** Given data **
## Start
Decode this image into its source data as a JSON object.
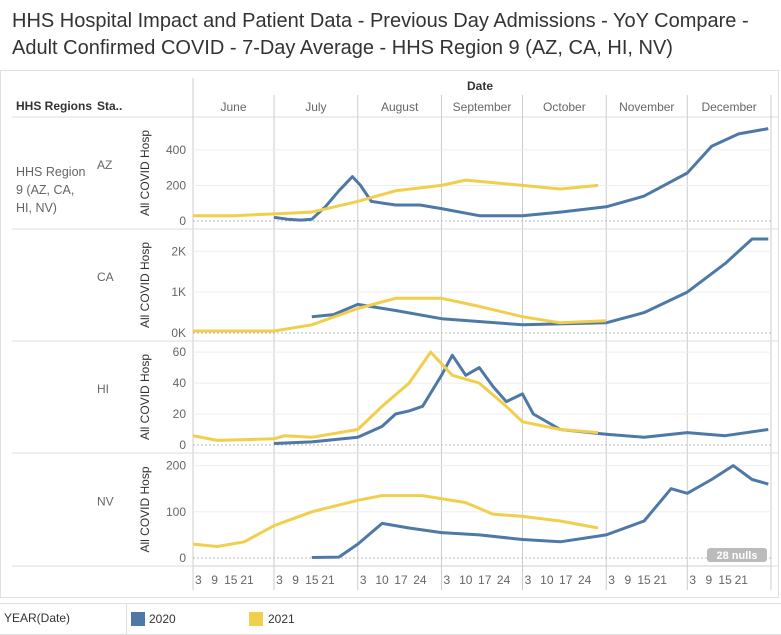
{
  "title": "HHS Hospital Impact and Patient Data - Previous Day Admissions - YoY Compare - Adult Confirmed COVID - 7-Day Average - HHS Region 9 (AZ, CA, HI, NV)",
  "header": {
    "date_label": "Date",
    "regions_label": "HHS Regions",
    "state_label": "Sta.."
  },
  "region": "HHS Region 9 (AZ, CA, HI, NV)",
  "nulls_badge": "28 nulls",
  "legend": {
    "field": "YEAR(Date)",
    "items": [
      {
        "label": "2020",
        "color": "#4e79a7"
      },
      {
        "label": "2021",
        "color": "#f1ce4b"
      }
    ]
  },
  "chart_data": {
    "type": "line",
    "x_unit": "days since June 1",
    "months": [
      "June",
      "July",
      "August",
      "September",
      "October",
      "November",
      "December"
    ],
    "month_start_days": [
      0,
      30,
      61,
      92,
      122,
      153,
      183,
      214
    ],
    "day_ticks": [
      [
        "3",
        "9",
        "15",
        "21"
      ],
      [
        "3",
        "9",
        "15",
        "21"
      ],
      [
        "3",
        "10",
        "17",
        "24"
      ],
      [
        "3",
        "10",
        "17",
        "24"
      ],
      [
        "3",
        "10",
        "17",
        "24"
      ],
      [
        "3",
        "9",
        "15",
        "21"
      ],
      [
        "3",
        "9",
        "15",
        "21"
      ]
    ],
    "ylabel": "All COVID Hosp",
    "panels": [
      {
        "state": "AZ",
        "ylim": [
          0,
          540
        ],
        "ticks": [
          {
            "v": 0,
            "t": "0"
          },
          {
            "v": 200,
            "t": "200"
          },
          {
            "v": 400,
            "t": "400"
          }
        ],
        "series": [
          {
            "name": "2020",
            "points": [
              [
                30,
                20
              ],
              [
                35,
                10
              ],
              [
                40,
                5
              ],
              [
                44,
                10
              ],
              [
                49,
                80
              ],
              [
                54,
                170
              ],
              [
                59,
                250
              ],
              [
                62,
                200
              ],
              [
                66,
                110
              ],
              [
                75,
                90
              ],
              [
                84,
                90
              ],
              [
                92,
                70
              ],
              [
                106,
                30
              ],
              [
                122,
                30
              ],
              [
                136,
                50
              ],
              [
                153,
                80
              ],
              [
                167,
                140
              ],
              [
                183,
                270
              ],
              [
                192,
                420
              ],
              [
                202,
                490
              ],
              [
                213,
                520
              ]
            ]
          },
          {
            "name": "2021",
            "points": [
              [
                0,
                30
              ],
              [
                15,
                30
              ],
              [
                30,
                40
              ],
              [
                44,
                50
              ],
              [
                61,
                110
              ],
              [
                75,
                170
              ],
              [
                92,
                200
              ],
              [
                101,
                230
              ],
              [
                122,
                200
              ],
              [
                136,
                180
              ],
              [
                150,
                200
              ]
            ]
          }
        ]
      },
      {
        "state": "CA",
        "ylim": [
          0,
          2350
        ],
        "ticks": [
          {
            "v": 0,
            "t": "0K"
          },
          {
            "v": 1000,
            "t": "1K"
          },
          {
            "v": 2000,
            "t": "2K"
          }
        ],
        "series": [
          {
            "name": "2020",
            "points": [
              [
                44,
                400
              ],
              [
                52,
                450
              ],
              [
                61,
                700
              ],
              [
                75,
                550
              ],
              [
                92,
                350
              ],
              [
                122,
                200
              ],
              [
                153,
                250
              ],
              [
                167,
                500
              ],
              [
                183,
                1000
              ],
              [
                197,
                1700
              ],
              [
                207,
                2300
              ],
              [
                213,
                2300
              ]
            ]
          },
          {
            "name": "2021",
            "points": [
              [
                0,
                50
              ],
              [
                30,
                50
              ],
              [
                44,
                200
              ],
              [
                61,
                600
              ],
              [
                75,
                850
              ],
              [
                92,
                850
              ],
              [
                106,
                650
              ],
              [
                122,
                400
              ],
              [
                136,
                250
              ],
              [
                153,
                300
              ]
            ]
          }
        ]
      },
      {
        "state": "HI",
        "ylim": [
          0,
          62
        ],
        "ticks": [
          {
            "v": 0,
            "t": "0"
          },
          {
            "v": 20,
            "t": "20"
          },
          {
            "v": 40,
            "t": "40"
          },
          {
            "v": 60,
            "t": "60"
          }
        ],
        "series": [
          {
            "name": "2020",
            "points": [
              [
                30,
                1
              ],
              [
                44,
                2
              ],
              [
                61,
                5
              ],
              [
                70,
                12
              ],
              [
                75,
                20
              ],
              [
                80,
                22
              ],
              [
                85,
                25
              ],
              [
                92,
                45
              ],
              [
                96,
                58
              ],
              [
                101,
                45
              ],
              [
                106,
                50
              ],
              [
                111,
                38
              ],
              [
                116,
                28
              ],
              [
                122,
                33
              ],
              [
                126,
                20
              ],
              [
                136,
                10
              ],
              [
                153,
                7
              ],
              [
                167,
                5
              ],
              [
                183,
                8
              ],
              [
                197,
                6
              ],
              [
                213,
                10
              ]
            ]
          },
          {
            "name": "2021",
            "points": [
              [
                0,
                6
              ],
              [
                9,
                3
              ],
              [
                30,
                4
              ],
              [
                34,
                6
              ],
              [
                44,
                5
              ],
              [
                61,
                10
              ],
              [
                70,
                25
              ],
              [
                80,
                40
              ],
              [
                88,
                60
              ],
              [
                96,
                45
              ],
              [
                106,
                40
              ],
              [
                116,
                25
              ],
              [
                122,
                15
              ],
              [
                136,
                10
              ],
              [
                150,
                8
              ]
            ]
          }
        ]
      },
      {
        "state": "NV",
        "ylim": [
          0,
          210
        ],
        "ticks": [
          {
            "v": 0,
            "t": "0"
          },
          {
            "v": 100,
            "t": "100"
          },
          {
            "v": 200,
            "t": "200"
          }
        ],
        "series": [
          {
            "name": "2020",
            "points": [
              [
                44,
                1
              ],
              [
                54,
                2
              ],
              [
                61,
                30
              ],
              [
                70,
                75
              ],
              [
                80,
                65
              ],
              [
                92,
                55
              ],
              [
                106,
                50
              ],
              [
                122,
                40
              ],
              [
                136,
                35
              ],
              [
                153,
                50
              ],
              [
                167,
                80
              ],
              [
                177,
                150
              ],
              [
                183,
                140
              ],
              [
                192,
                170
              ],
              [
                200,
                200
              ],
              [
                207,
                170
              ],
              [
                213,
                160
              ]
            ]
          },
          {
            "name": "2021",
            "points": [
              [
                0,
                30
              ],
              [
                9,
                25
              ],
              [
                19,
                35
              ],
              [
                30,
                70
              ],
              [
                44,
                100
              ],
              [
                61,
                125
              ],
              [
                70,
                135
              ],
              [
                85,
                135
              ],
              [
                101,
                120
              ],
              [
                111,
                95
              ],
              [
                122,
                90
              ],
              [
                136,
                80
              ],
              [
                150,
                65
              ]
            ]
          }
        ]
      }
    ]
  }
}
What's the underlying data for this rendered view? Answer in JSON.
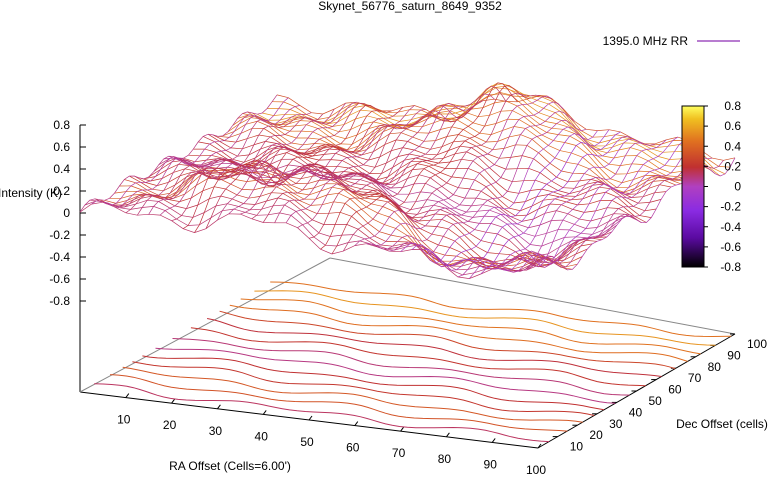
{
  "chart_data": {
    "type": "surface",
    "title": "Skynet_56776_saturn_8649_9352",
    "series": [
      {
        "name": "1395.0 MHz RR"
      }
    ],
    "xlabel": "RA Offset (Cells=6.00')",
    "ylabel": "Dec Offset (cells)",
    "zlabel": "Intensity (K)",
    "x_ticks": [
      "10",
      "20",
      "30",
      "40",
      "50",
      "60",
      "70",
      "80",
      "90",
      "100"
    ],
    "y_ticks": [
      "10",
      "20",
      "30",
      "40",
      "50",
      "60",
      "70",
      "80",
      "90",
      "100"
    ],
    "z_ticks": [
      "0.8",
      "0.6",
      "0.4",
      "0.2",
      "0",
      "-0.2",
      "-0.4",
      "-0.6",
      "-0.8"
    ],
    "colorbar_ticks": [
      "0.8",
      "0.6",
      "0.4",
      "0.2",
      "0",
      "-0.2",
      "-0.4",
      "-0.6",
      "-0.8"
    ],
    "xlim": [
      0,
      100
    ],
    "ylim": [
      0,
      100
    ],
    "zlim": [
      -0.8,
      0.8
    ],
    "colorbar_range": [
      -0.8,
      0.8
    ],
    "contours_on_base": true,
    "legend_position": "top-right",
    "colormap": [
      "#000000",
      "#5a0aa0",
      "#8a2be2",
      "#b040c0",
      "#c03030",
      "#e07020",
      "#f0c020",
      "#ffff60"
    ]
  }
}
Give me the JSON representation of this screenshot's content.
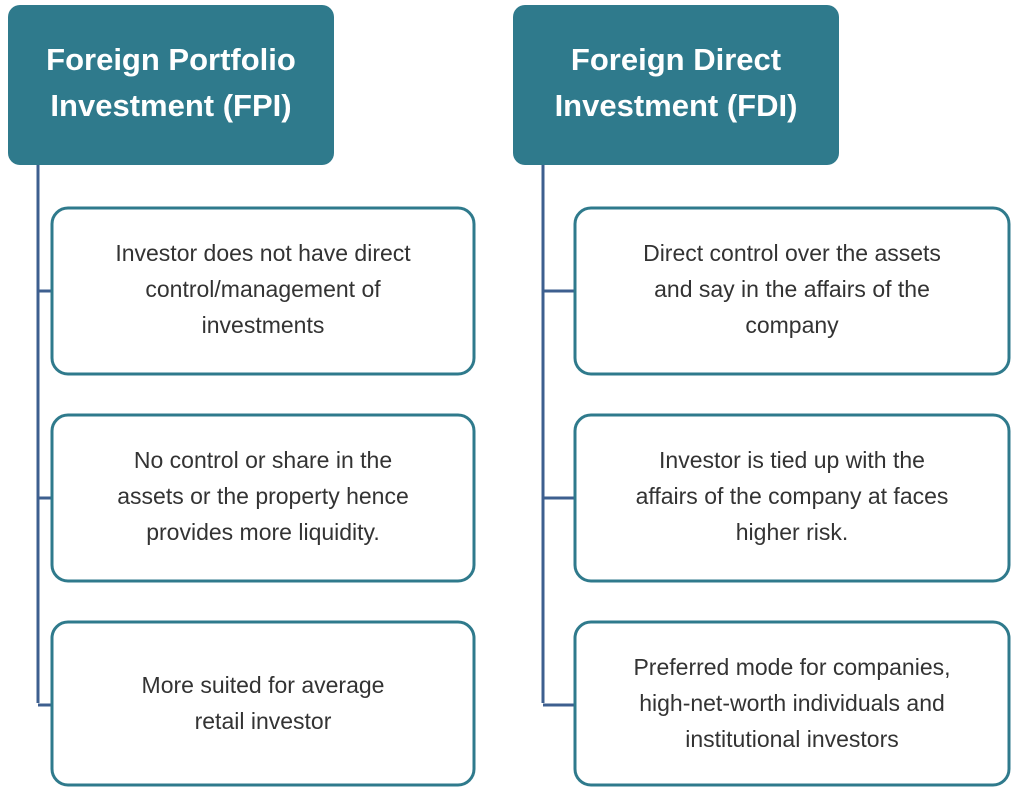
{
  "columns": [
    {
      "title": [
        "Foreign Portfolio",
        "Investment (FPI)"
      ],
      "items": [
        [
          "Investor does not have direct",
          "control/management of",
          "investments"
        ],
        [
          "No control or share in the",
          "assets or the property hence",
          "provides more liquidity."
        ],
        [
          "More suited for average",
          "retail investor"
        ]
      ]
    },
    {
      "title": [
        "Foreign Direct",
        "Investment (FDI)"
      ],
      "items": [
        [
          "Direct control over the assets",
          "and say in the affairs of the",
          "company"
        ],
        [
          "Investor is tied up with the",
          "affairs of the company at faces",
          "higher risk."
        ],
        [
          "Preferred mode for companies,",
          "high-net-worth individuals and",
          "institutional investors"
        ]
      ]
    }
  ]
}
## End
** Written request **
Among the lines above, count those containing the word "company" and give nothing but the result.

** Output for this task **
2